--- Begin ---

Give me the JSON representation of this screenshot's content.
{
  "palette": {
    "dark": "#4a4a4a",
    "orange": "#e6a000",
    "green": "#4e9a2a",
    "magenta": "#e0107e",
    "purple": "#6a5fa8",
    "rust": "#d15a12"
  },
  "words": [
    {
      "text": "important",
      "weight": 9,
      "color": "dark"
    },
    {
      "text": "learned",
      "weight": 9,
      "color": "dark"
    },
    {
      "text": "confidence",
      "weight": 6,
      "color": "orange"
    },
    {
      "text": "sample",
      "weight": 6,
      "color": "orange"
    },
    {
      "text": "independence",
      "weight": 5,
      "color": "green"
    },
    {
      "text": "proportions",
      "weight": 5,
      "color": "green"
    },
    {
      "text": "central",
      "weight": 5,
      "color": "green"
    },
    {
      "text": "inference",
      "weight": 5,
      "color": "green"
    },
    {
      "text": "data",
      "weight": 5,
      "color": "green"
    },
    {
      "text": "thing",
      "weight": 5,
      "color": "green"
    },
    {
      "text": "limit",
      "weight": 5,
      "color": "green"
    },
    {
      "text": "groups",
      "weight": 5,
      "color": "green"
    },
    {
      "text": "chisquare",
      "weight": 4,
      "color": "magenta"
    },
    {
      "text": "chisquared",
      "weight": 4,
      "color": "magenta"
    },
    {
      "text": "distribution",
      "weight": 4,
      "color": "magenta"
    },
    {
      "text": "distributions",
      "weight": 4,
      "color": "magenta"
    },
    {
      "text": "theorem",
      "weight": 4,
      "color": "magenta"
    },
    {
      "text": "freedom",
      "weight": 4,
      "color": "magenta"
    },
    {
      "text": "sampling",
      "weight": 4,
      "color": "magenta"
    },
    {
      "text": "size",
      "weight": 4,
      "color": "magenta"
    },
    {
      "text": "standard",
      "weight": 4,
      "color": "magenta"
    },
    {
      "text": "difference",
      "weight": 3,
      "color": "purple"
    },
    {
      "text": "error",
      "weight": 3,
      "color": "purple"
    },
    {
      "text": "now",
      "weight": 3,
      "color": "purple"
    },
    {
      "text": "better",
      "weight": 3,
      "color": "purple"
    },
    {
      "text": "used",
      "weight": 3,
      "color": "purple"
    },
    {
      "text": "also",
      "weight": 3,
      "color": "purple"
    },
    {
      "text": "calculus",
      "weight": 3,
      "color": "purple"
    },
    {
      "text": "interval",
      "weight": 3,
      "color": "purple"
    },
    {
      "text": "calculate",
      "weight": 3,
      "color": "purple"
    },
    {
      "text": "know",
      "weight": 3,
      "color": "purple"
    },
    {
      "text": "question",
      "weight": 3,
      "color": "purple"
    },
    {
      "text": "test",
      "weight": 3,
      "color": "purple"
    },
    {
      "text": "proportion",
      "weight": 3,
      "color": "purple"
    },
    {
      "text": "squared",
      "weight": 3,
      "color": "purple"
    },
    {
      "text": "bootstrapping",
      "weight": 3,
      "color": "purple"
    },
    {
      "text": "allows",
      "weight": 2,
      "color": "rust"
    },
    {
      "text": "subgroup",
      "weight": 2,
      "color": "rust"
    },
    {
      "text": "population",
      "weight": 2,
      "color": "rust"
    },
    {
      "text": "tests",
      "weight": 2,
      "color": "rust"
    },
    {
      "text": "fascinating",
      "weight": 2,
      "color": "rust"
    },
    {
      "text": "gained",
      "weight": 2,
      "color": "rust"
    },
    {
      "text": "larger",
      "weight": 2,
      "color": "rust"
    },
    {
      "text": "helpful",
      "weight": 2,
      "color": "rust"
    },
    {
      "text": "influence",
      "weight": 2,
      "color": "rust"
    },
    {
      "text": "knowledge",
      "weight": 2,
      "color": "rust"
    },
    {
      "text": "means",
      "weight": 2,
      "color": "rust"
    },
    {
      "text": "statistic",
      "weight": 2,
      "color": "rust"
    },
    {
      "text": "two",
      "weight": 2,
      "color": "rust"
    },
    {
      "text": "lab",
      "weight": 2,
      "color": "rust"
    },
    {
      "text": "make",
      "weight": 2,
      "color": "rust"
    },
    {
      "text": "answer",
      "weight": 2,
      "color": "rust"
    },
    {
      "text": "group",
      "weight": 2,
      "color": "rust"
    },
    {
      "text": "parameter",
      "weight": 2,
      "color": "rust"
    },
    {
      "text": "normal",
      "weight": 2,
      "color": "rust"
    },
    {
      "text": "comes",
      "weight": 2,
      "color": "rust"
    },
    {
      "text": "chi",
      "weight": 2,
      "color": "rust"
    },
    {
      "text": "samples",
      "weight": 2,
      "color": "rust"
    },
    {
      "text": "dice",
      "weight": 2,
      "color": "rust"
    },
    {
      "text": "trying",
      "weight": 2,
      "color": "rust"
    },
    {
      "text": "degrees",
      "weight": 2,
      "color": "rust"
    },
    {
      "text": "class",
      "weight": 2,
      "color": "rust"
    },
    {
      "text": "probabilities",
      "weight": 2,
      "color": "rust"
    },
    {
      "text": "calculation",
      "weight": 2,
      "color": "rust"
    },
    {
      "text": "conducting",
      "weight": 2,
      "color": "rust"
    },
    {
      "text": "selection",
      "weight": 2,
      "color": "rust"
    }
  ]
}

--- End ---

§ **YOUR TASK**
Would you reproduce the material above in full, exactly as given?

§ **OUTPUT FOR THIS TASK**
Give me the JSON representation of this screenshot's content.
{
  "palette": {
    "dark": "#4a4a4a",
    "orange": "#e6a000",
    "green": "#4e9a2a",
    "magenta": "#e0107e",
    "purple": "#6a5fa8",
    "rust": "#d15a12"
  },
  "words": [
    {
      "text": "important",
      "weight": 9,
      "color": "dark"
    },
    {
      "text": "learned",
      "weight": 9,
      "color": "dark"
    },
    {
      "text": "confidence",
      "weight": 6,
      "color": "orange"
    },
    {
      "text": "sample",
      "weight": 6,
      "color": "orange"
    },
    {
      "text": "independence",
      "weight": 5,
      "color": "green"
    },
    {
      "text": "proportions",
      "weight": 5,
      "color": "green"
    },
    {
      "text": "central",
      "weight": 5,
      "color": "green"
    },
    {
      "text": "inference",
      "weight": 5,
      "color": "green"
    },
    {
      "text": "data",
      "weight": 5,
      "color": "green"
    },
    {
      "text": "thing",
      "weight": 5,
      "color": "green"
    },
    {
      "text": "limit",
      "weight": 5,
      "color": "green"
    },
    {
      "text": "groups",
      "weight": 5,
      "color": "green"
    },
    {
      "text": "chisquare",
      "weight": 4,
      "color": "magenta"
    },
    {
      "text": "chisquared",
      "weight": 4,
      "color": "magenta"
    },
    {
      "text": "distribution",
      "weight": 4,
      "color": "magenta"
    },
    {
      "text": "distributions",
      "weight": 4,
      "color": "magenta"
    },
    {
      "text": "theorem",
      "weight": 4,
      "color": "magenta"
    },
    {
      "text": "freedom",
      "weight": 4,
      "color": "magenta"
    },
    {
      "text": "sampling",
      "weight": 4,
      "color": "magenta"
    },
    {
      "text": "size",
      "weight": 4,
      "color": "magenta"
    },
    {
      "text": "standard",
      "weight": 4,
      "color": "magenta"
    },
    {
      "text": "difference",
      "weight": 3,
      "color": "purple"
    },
    {
      "text": "error",
      "weight": 3,
      "color": "purple"
    },
    {
      "text": "now",
      "weight": 3,
      "color": "purple"
    },
    {
      "text": "better",
      "weight": 3,
      "color": "purple"
    },
    {
      "text": "used",
      "weight": 3,
      "color": "purple"
    },
    {
      "text": "also",
      "weight": 3,
      "color": "purple"
    },
    {
      "text": "calculus",
      "weight": 3,
      "color": "purple"
    },
    {
      "text": "interval",
      "weight": 3,
      "color": "purple"
    },
    {
      "text": "calculate",
      "weight": 3,
      "color": "purple"
    },
    {
      "text": "know",
      "weight": 3,
      "color": "purple"
    },
    {
      "text": "question",
      "weight": 3,
      "color": "purple"
    },
    {
      "text": "test",
      "weight": 3,
      "color": "purple"
    },
    {
      "text": "proportion",
      "weight": 3,
      "color": "purple"
    },
    {
      "text": "squared",
      "weight": 3,
      "color": "purple"
    },
    {
      "text": "bootstrapping",
      "weight": 3,
      "color": "purple"
    },
    {
      "text": "allows",
      "weight": 2,
      "color": "rust"
    },
    {
      "text": "subgroup",
      "weight": 2,
      "color": "rust"
    },
    {
      "text": "population",
      "weight": 2,
      "color": "rust"
    },
    {
      "text": "tests",
      "weight": 2,
      "color": "rust"
    },
    {
      "text": "fascinating",
      "weight": 2,
      "color": "rust"
    },
    {
      "text": "gained",
      "weight": 2,
      "color": "rust"
    },
    {
      "text": "larger",
      "weight": 2,
      "color": "rust"
    },
    {
      "text": "helpful",
      "weight": 2,
      "color": "rust"
    },
    {
      "text": "influence",
      "weight": 2,
      "color": "rust"
    },
    {
      "text": "knowledge",
      "weight": 2,
      "color": "rust"
    },
    {
      "text": "means",
      "weight": 2,
      "color": "rust"
    },
    {
      "text": "statistic",
      "weight": 2,
      "color": "rust"
    },
    {
      "text": "two",
      "weight": 2,
      "color": "rust"
    },
    {
      "text": "lab",
      "weight": 2,
      "color": "rust"
    },
    {
      "text": "make",
      "weight": 2,
      "color": "rust"
    },
    {
      "text": "answer",
      "weight": 2,
      "color": "rust"
    },
    {
      "text": "group",
      "weight": 2,
      "color": "rust"
    },
    {
      "text": "parameter",
      "weight": 2,
      "color": "rust"
    },
    {
      "text": "normal",
      "weight": 2,
      "color": "rust"
    },
    {
      "text": "comes",
      "weight": 2,
      "color": "rust"
    },
    {
      "text": "chi",
      "weight": 2,
      "color": "rust"
    },
    {
      "text": "samples",
      "weight": 2,
      "color": "rust"
    },
    {
      "text": "dice",
      "weight": 2,
      "color": "rust"
    },
    {
      "text": "trying",
      "weight": 2,
      "color": "rust"
    },
    {
      "text": "degrees",
      "weight": 2,
      "color": "rust"
    },
    {
      "text": "class",
      "weight": 2,
      "color": "rust"
    },
    {
      "text": "probabilities",
      "weight": 2,
      "color": "rust"
    },
    {
      "text": "calculation",
      "weight": 2,
      "color": "rust"
    },
    {
      "text": "conducting",
      "weight": 2,
      "color": "rust"
    },
    {
      "text": "selection",
      "weight": 2,
      "color": "rust"
    }
  ]
}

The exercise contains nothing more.